Element position data:

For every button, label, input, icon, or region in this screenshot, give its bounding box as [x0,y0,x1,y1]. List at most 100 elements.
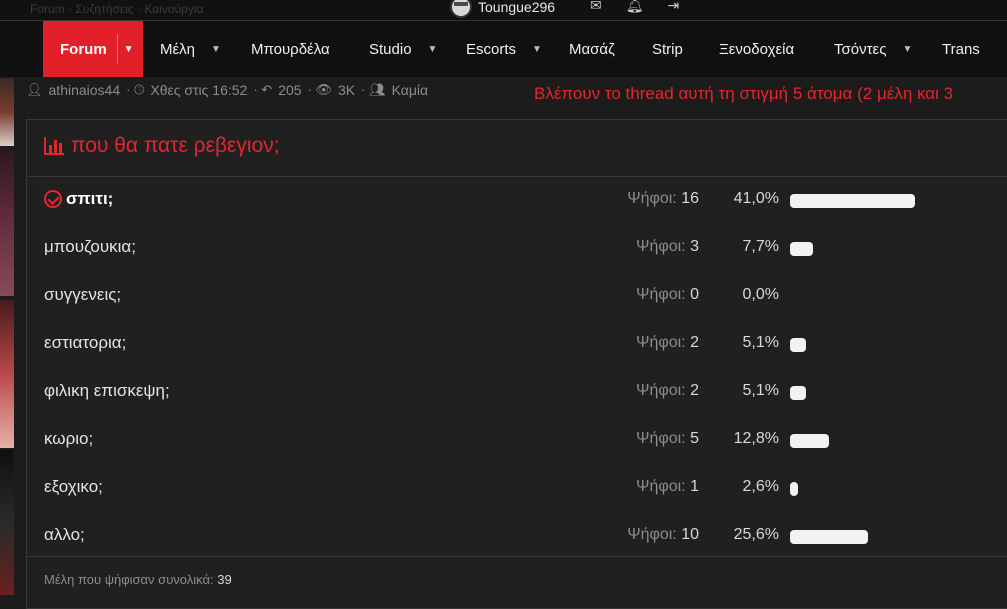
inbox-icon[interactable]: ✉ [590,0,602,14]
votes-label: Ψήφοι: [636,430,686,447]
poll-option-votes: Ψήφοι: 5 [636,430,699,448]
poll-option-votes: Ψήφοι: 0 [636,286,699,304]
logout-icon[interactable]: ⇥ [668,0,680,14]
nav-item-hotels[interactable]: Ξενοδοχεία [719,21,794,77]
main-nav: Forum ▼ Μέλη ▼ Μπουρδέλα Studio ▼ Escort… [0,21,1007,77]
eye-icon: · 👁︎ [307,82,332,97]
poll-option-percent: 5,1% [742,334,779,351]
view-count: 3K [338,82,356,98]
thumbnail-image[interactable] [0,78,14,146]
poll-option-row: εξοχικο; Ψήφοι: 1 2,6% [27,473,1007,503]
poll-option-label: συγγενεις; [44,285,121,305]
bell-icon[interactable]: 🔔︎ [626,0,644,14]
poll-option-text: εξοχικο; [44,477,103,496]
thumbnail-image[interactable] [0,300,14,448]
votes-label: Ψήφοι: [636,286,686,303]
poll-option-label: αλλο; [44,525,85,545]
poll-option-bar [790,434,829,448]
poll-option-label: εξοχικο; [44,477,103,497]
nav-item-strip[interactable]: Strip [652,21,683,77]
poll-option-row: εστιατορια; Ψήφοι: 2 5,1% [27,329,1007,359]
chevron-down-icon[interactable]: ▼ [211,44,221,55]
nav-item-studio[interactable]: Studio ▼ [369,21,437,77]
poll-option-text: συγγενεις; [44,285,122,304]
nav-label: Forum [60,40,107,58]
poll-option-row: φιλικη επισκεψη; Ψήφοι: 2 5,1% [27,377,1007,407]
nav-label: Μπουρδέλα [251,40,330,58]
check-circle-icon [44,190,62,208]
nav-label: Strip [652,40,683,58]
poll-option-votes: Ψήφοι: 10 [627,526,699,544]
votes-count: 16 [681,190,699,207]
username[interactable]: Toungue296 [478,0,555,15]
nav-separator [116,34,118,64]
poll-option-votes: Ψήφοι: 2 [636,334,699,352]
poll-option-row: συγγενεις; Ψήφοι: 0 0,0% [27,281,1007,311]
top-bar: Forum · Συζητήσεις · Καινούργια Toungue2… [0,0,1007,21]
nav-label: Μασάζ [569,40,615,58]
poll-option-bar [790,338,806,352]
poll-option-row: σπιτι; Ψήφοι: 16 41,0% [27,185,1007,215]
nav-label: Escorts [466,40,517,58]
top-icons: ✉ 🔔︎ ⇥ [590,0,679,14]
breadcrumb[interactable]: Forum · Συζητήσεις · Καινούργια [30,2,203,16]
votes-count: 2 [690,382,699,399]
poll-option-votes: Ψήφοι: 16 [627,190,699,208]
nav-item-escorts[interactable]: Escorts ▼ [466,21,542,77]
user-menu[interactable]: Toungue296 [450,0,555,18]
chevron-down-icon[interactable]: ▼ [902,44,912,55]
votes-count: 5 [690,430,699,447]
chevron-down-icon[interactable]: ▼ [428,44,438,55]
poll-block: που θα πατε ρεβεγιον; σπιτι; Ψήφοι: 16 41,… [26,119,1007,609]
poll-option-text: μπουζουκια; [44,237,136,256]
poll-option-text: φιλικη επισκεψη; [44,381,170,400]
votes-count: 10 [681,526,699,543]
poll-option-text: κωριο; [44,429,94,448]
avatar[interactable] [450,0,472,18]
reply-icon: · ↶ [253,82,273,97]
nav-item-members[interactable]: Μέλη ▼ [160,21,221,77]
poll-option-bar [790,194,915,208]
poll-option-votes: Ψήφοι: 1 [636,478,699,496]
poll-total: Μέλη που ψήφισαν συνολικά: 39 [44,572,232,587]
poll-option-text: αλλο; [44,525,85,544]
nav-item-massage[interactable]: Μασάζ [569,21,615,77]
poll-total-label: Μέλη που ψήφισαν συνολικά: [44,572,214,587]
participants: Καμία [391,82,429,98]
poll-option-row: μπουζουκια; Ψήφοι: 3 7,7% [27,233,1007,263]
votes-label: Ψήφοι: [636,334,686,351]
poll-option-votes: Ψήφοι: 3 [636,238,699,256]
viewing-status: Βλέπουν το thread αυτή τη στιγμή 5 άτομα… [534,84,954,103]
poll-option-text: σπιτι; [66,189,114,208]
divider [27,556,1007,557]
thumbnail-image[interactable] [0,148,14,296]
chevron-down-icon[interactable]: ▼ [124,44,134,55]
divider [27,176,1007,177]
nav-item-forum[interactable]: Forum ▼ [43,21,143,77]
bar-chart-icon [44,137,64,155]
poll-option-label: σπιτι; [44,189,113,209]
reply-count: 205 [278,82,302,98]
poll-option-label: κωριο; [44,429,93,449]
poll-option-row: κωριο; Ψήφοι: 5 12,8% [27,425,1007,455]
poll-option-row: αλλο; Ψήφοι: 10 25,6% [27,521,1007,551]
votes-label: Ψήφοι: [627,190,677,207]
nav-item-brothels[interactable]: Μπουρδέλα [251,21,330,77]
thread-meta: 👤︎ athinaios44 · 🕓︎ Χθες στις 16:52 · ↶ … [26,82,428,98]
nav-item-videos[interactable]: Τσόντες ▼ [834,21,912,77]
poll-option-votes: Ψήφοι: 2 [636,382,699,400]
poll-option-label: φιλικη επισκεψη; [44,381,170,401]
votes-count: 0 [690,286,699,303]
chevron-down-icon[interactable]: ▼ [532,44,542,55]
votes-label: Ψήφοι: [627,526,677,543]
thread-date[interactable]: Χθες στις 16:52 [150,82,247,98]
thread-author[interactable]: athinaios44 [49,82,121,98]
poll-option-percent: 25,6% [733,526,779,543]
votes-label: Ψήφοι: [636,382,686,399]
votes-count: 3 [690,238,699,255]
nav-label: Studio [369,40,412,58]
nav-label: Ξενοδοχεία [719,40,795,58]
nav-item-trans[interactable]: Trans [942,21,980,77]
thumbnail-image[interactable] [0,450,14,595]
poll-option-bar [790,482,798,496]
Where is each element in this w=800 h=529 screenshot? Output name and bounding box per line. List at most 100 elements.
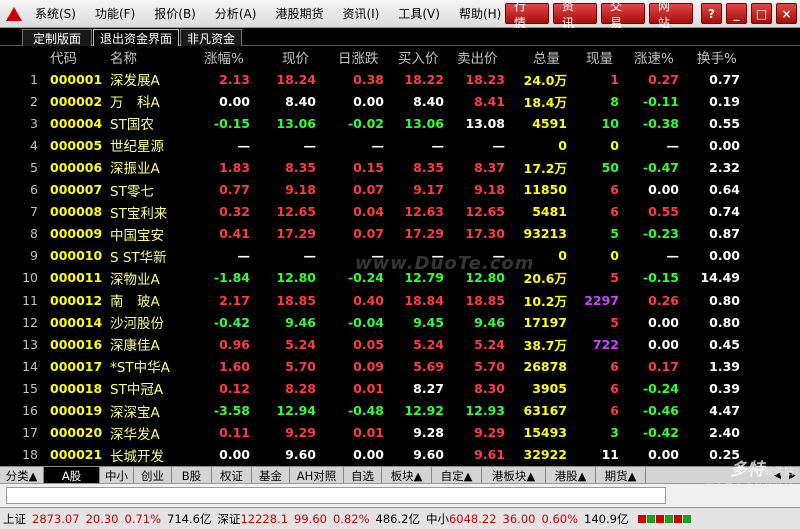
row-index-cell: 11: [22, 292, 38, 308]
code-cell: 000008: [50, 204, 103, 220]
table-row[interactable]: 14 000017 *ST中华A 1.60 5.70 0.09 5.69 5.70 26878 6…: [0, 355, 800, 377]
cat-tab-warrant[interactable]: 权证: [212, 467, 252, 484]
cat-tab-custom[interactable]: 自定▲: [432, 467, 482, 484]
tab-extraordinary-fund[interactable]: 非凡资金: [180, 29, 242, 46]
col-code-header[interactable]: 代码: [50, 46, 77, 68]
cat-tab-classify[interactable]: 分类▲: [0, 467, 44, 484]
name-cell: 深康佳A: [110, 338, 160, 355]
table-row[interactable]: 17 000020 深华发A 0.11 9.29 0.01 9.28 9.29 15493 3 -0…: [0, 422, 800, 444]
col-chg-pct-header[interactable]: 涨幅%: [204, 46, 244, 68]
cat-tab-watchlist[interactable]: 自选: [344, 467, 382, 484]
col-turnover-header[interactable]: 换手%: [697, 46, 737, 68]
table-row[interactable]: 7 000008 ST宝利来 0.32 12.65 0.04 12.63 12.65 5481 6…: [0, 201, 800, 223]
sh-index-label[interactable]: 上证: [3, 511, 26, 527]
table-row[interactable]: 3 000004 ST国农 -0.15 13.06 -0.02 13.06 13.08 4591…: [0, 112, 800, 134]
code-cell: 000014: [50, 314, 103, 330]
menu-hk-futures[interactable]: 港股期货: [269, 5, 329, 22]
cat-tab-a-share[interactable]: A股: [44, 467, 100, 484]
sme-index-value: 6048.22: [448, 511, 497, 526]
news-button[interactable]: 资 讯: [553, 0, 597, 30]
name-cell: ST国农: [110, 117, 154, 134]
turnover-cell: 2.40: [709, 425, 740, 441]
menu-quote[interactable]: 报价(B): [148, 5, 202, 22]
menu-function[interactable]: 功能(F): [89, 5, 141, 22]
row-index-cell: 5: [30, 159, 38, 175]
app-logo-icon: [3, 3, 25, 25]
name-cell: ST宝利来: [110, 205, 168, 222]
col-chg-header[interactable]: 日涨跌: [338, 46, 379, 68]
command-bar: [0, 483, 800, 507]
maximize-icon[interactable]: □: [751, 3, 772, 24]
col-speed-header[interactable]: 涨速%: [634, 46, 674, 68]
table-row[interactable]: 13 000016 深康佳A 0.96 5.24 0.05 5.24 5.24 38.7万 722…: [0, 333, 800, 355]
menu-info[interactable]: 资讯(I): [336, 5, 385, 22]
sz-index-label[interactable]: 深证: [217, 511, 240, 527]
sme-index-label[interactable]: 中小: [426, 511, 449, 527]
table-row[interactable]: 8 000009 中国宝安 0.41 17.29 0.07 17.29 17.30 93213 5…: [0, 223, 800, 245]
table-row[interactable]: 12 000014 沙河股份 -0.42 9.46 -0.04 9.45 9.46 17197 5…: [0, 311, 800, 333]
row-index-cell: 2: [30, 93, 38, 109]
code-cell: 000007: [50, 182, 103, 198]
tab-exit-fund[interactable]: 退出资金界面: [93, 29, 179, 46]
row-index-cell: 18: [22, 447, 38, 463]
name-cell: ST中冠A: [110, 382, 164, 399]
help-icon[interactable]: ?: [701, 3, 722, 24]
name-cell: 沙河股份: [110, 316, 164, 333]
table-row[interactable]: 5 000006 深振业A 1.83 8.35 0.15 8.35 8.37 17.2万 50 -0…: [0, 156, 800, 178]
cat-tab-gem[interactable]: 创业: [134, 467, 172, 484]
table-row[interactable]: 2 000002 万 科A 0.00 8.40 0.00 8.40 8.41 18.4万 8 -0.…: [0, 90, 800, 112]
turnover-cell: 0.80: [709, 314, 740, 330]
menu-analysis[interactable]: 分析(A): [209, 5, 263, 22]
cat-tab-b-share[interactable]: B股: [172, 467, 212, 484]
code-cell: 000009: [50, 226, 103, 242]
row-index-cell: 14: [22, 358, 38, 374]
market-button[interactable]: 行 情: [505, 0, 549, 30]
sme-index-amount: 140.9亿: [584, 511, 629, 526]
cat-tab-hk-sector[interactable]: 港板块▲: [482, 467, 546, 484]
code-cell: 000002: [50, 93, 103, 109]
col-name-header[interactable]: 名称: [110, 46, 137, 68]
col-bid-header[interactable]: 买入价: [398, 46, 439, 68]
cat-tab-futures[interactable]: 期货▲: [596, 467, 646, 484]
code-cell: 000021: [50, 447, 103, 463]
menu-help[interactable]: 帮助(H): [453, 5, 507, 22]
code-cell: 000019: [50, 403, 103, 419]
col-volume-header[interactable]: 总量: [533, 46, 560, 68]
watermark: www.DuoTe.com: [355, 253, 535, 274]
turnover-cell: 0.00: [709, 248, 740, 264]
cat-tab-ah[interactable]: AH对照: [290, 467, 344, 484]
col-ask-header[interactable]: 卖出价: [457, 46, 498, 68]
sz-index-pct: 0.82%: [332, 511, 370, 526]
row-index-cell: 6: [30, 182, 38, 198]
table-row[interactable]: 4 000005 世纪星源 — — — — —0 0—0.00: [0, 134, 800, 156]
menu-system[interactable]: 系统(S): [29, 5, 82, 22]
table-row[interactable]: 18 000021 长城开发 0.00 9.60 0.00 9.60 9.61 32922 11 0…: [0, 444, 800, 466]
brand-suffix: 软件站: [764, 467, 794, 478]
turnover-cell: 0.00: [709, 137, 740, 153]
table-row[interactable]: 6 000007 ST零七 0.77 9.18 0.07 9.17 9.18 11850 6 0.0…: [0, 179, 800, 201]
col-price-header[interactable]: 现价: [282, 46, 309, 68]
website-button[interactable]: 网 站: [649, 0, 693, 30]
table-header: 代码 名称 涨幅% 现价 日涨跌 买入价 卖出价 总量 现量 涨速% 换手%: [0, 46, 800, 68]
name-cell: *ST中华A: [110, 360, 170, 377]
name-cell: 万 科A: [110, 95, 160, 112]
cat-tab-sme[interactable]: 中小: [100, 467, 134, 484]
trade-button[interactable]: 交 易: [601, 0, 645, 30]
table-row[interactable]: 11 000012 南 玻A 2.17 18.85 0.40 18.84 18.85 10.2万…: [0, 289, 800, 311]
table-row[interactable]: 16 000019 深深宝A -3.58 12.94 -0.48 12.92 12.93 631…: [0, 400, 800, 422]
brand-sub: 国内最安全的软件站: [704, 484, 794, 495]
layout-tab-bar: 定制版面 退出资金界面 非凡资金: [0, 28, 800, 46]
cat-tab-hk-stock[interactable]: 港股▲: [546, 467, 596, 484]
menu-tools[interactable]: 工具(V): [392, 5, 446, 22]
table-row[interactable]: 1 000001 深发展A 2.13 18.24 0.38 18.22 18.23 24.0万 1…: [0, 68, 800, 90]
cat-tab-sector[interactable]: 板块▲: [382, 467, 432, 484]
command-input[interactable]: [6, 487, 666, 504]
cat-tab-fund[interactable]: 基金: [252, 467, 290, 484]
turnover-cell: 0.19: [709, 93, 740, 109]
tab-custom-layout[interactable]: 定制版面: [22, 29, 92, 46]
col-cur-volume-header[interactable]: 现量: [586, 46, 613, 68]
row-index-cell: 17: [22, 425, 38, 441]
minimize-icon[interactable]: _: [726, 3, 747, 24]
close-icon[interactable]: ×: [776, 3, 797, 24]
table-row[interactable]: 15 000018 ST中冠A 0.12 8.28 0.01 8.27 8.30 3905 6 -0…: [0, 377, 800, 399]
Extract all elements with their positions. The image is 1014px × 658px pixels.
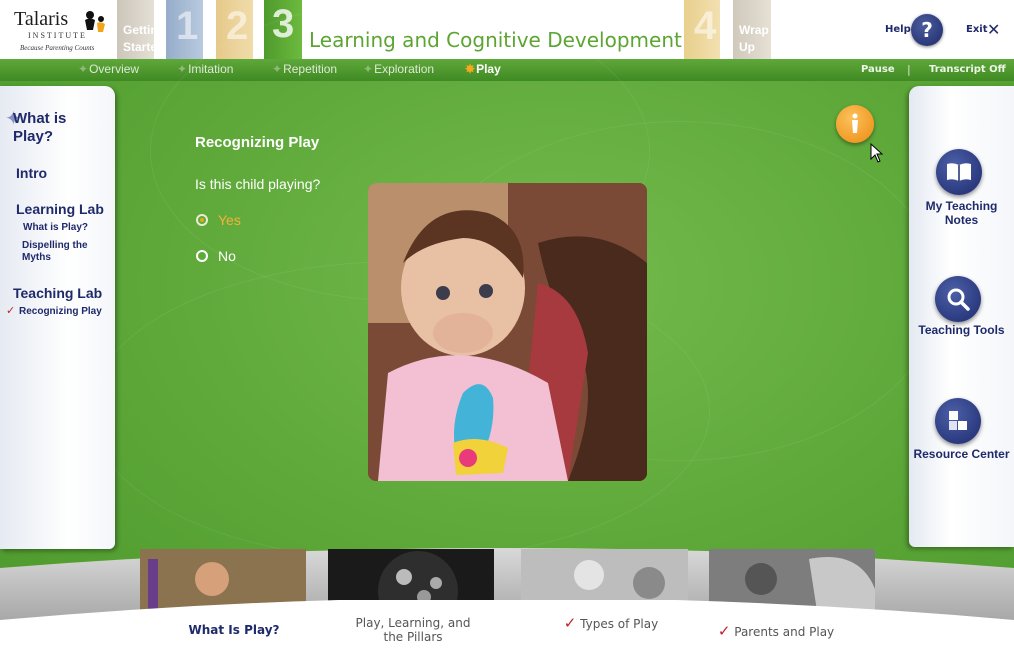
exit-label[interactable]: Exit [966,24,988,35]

GIVEN PROBLEM:
Update the entries from the line with "inbox-icon[interactable]: ✉ [590,0,602,14]" to the line with "nav-item-hotels[interactable]: Ξενοδοχεία [719,21,794,77]" by replacing "poll-option-votes" with "poll-vote-total" and keeping everything else the same. Return only those lines.

THE SOLUTION:
inbox-icon[interactable]: ✉ [590,0,602,14]
votes-label: Ψήφοι: [636,430,686,447]
poll-vote-total: Ψήφοι: 5 [636,430,699,448]
poll-vote-total: Ψήφοι: 0 [636,286,699,304]
logout-icon[interactable]: ⇥ [668,0,680,14]
nav-item-hotels[interactable]: Ξενοδοχεία [719,21,794,77]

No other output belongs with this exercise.